▸ **Description of the task**: The listing below should be printed exactly, every line of it. Skip the pictures.

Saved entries
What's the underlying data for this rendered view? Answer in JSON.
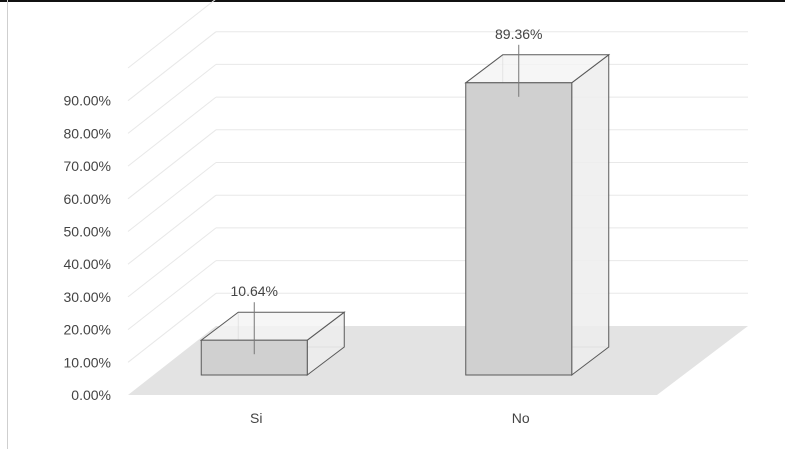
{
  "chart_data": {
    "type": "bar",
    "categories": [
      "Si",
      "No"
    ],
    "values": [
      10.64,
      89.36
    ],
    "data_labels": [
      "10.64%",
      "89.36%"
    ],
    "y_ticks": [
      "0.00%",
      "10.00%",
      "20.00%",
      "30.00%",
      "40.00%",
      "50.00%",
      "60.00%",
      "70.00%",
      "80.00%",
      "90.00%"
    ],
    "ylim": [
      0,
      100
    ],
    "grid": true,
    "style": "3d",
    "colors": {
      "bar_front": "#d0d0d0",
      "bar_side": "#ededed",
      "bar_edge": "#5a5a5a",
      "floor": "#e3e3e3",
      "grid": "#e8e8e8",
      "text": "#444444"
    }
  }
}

▸ **The response**:
What's the underlying data for this rendered view? Answer in JSON.
{
  "chart_data": {
    "type": "bar",
    "categories": [
      "Si",
      "No"
    ],
    "values": [
      10.64,
      89.36
    ],
    "data_labels": [
      "10.64%",
      "89.36%"
    ],
    "y_ticks": [
      "0.00%",
      "10.00%",
      "20.00%",
      "30.00%",
      "40.00%",
      "50.00%",
      "60.00%",
      "70.00%",
      "80.00%",
      "90.00%"
    ],
    "ylim": [
      0,
      100
    ],
    "grid": true,
    "style": "3d",
    "colors": {
      "bar_front": "#d0d0d0",
      "bar_side": "#ededed",
      "bar_edge": "#5a5a5a",
      "floor": "#e3e3e3",
      "grid": "#e8e8e8",
      "text": "#444444"
    }
  }
}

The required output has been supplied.